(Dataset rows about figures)
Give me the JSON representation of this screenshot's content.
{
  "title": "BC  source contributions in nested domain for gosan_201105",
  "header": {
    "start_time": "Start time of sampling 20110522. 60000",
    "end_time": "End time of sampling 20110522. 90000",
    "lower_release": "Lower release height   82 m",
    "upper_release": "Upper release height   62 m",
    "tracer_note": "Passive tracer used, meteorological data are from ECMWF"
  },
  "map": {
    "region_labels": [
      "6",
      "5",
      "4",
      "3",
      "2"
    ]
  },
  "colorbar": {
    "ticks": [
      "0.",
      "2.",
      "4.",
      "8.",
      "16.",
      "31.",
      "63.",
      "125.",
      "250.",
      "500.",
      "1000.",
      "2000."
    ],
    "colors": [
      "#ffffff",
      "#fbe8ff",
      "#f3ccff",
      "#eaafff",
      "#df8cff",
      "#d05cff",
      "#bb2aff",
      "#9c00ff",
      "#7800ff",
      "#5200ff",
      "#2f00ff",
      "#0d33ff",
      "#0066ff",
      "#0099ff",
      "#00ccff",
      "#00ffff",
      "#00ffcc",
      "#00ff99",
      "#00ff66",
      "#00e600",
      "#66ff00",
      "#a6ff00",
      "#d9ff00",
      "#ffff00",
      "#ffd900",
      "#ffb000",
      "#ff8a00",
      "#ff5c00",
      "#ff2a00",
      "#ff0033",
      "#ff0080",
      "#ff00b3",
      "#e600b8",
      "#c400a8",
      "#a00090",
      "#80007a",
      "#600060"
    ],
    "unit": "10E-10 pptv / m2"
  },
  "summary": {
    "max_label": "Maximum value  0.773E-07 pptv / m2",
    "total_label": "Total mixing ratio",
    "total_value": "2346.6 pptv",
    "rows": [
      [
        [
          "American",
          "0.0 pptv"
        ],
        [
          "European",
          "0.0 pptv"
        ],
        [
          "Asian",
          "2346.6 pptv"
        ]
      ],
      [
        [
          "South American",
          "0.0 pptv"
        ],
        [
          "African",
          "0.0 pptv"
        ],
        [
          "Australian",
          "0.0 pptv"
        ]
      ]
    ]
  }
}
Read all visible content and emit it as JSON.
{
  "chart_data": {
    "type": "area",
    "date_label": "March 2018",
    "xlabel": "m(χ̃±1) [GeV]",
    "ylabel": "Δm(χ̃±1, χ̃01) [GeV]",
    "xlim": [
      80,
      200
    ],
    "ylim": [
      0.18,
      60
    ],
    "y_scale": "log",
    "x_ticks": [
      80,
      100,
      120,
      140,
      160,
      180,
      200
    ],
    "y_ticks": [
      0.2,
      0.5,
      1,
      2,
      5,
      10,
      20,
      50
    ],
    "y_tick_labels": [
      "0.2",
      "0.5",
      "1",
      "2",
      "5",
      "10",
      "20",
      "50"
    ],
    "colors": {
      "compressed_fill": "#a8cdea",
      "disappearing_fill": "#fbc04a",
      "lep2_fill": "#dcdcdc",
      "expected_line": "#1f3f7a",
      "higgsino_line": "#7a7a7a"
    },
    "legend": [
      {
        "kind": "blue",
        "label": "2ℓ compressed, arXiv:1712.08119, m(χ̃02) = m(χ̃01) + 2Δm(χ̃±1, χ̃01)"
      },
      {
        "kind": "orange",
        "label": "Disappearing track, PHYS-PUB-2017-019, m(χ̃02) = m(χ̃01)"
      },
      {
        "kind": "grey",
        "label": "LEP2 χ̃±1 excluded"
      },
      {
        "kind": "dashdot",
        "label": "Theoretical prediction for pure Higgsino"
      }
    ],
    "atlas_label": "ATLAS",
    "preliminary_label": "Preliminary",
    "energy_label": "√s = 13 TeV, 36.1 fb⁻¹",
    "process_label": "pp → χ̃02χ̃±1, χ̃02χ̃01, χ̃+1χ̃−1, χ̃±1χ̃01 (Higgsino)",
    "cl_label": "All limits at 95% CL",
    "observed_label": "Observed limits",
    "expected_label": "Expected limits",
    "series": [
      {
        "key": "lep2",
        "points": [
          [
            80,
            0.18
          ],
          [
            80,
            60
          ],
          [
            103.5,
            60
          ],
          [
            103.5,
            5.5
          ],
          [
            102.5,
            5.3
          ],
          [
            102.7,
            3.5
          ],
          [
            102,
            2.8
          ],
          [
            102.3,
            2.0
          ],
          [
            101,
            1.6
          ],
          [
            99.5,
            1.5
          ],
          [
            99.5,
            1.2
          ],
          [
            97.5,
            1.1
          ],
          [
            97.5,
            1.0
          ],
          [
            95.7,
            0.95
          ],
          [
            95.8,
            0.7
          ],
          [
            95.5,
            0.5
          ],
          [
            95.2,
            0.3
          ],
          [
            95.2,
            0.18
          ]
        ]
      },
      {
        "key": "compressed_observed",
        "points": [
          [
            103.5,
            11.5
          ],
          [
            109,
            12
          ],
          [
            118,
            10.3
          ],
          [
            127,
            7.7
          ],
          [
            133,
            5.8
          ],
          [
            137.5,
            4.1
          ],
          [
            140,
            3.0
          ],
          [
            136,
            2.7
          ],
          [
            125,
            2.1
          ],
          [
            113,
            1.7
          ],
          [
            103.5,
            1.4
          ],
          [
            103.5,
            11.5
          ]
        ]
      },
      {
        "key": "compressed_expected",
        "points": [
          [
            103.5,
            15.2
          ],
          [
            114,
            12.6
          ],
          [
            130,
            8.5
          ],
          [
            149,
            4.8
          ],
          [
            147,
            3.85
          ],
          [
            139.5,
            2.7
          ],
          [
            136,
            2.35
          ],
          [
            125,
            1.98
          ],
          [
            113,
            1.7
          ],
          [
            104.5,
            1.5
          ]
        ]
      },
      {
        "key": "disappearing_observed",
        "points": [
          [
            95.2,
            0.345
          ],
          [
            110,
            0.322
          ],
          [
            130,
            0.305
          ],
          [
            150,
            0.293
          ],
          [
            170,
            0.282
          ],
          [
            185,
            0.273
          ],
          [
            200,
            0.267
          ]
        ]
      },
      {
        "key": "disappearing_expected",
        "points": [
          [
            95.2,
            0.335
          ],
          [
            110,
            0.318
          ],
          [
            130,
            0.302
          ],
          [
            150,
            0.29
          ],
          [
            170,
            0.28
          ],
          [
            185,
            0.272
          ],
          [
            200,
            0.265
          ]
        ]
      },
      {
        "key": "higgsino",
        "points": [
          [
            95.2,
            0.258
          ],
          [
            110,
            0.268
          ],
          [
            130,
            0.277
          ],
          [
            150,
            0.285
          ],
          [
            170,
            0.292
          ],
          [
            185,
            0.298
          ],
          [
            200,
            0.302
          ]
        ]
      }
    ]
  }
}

* GOAL *
Find every line in the records above that holds the word "time", and copy each one.

* CORRECT ANSWER *
    "start_time": "Start time of sampling 20110522. 60000",
    "end_time": "End time of sampling 20110522. 90000",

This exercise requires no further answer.